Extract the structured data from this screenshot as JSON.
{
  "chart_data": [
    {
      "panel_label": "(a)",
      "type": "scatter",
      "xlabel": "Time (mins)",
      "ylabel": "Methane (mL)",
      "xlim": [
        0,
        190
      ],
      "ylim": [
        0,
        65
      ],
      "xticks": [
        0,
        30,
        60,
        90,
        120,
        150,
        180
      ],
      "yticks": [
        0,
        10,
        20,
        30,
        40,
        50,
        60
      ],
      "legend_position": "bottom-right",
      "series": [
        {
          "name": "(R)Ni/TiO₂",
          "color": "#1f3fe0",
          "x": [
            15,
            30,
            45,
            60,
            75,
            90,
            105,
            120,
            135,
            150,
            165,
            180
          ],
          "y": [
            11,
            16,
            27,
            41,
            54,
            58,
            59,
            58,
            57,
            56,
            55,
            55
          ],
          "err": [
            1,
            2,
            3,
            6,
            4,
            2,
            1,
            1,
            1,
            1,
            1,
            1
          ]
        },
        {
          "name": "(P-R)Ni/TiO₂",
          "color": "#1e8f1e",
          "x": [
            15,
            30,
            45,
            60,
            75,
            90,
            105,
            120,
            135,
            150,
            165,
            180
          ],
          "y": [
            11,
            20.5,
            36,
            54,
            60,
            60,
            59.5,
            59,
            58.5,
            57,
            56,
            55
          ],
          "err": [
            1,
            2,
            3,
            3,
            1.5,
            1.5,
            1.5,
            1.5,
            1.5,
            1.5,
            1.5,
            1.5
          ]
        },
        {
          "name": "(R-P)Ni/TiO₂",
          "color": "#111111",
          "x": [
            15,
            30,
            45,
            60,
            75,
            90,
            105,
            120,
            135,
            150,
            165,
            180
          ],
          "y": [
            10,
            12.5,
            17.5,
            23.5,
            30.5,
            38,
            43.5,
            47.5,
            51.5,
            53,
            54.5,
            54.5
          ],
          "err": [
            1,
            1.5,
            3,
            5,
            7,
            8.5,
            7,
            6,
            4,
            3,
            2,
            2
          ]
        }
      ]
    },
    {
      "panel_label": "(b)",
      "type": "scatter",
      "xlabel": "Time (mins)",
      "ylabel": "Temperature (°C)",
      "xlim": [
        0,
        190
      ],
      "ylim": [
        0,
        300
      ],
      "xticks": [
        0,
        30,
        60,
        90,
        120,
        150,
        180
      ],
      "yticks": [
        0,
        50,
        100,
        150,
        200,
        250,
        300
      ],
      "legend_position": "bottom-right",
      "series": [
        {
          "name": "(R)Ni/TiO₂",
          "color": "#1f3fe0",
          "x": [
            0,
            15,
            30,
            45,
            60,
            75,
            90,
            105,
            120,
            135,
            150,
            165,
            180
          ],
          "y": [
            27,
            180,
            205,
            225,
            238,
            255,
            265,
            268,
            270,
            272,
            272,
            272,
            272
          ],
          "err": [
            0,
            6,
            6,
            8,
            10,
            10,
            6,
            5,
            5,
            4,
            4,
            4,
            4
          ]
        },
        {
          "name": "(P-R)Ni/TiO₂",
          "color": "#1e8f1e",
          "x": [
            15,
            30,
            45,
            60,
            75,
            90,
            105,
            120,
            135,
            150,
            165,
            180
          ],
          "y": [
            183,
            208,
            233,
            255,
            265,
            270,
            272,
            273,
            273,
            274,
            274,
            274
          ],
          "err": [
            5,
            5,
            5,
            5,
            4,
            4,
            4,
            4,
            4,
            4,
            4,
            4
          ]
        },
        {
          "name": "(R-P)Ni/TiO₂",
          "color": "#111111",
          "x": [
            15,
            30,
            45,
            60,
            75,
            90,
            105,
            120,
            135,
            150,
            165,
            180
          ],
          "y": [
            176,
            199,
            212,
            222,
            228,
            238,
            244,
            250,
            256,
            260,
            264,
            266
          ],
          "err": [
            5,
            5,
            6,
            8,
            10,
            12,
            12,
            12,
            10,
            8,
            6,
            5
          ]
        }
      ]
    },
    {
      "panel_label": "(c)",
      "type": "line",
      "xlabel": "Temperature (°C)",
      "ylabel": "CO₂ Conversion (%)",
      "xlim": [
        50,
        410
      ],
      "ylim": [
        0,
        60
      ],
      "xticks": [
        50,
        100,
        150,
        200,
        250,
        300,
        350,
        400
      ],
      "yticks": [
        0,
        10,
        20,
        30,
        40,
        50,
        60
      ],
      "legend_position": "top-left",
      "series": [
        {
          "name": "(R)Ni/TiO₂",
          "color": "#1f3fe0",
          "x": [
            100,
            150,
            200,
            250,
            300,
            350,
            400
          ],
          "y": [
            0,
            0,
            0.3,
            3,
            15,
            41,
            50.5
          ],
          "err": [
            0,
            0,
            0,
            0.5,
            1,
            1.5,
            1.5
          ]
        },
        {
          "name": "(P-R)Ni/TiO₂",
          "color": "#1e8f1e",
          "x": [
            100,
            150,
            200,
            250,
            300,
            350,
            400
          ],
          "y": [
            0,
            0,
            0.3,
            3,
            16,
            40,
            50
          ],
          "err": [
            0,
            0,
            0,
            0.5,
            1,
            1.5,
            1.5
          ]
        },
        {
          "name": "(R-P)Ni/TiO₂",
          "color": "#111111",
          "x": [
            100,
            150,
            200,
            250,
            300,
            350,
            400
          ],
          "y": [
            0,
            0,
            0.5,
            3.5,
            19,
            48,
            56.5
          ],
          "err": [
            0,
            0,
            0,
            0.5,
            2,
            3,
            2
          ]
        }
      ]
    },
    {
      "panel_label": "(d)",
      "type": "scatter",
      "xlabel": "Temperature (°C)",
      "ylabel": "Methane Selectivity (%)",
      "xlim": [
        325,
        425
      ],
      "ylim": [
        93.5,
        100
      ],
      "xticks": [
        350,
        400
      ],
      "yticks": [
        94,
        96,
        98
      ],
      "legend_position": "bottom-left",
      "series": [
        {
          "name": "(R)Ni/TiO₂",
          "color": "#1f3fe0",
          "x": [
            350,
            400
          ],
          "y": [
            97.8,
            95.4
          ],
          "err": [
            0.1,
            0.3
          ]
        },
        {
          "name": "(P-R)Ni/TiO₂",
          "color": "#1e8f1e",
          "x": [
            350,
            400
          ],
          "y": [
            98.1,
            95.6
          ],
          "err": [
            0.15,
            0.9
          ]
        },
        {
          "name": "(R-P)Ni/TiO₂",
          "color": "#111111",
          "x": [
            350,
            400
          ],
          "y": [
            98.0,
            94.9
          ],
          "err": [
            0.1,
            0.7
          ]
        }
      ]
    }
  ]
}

* * *

**What to produce**
Lines that include the word "ylabel" are to be extracted from the data above.

**In response**
      "ylabel": "Methane (mL)",
      "ylabel": "Temperature (°C)",
      "ylabel": "CO₂ Conversion (%)",
      "ylabel": "Methane Selectivity (%)",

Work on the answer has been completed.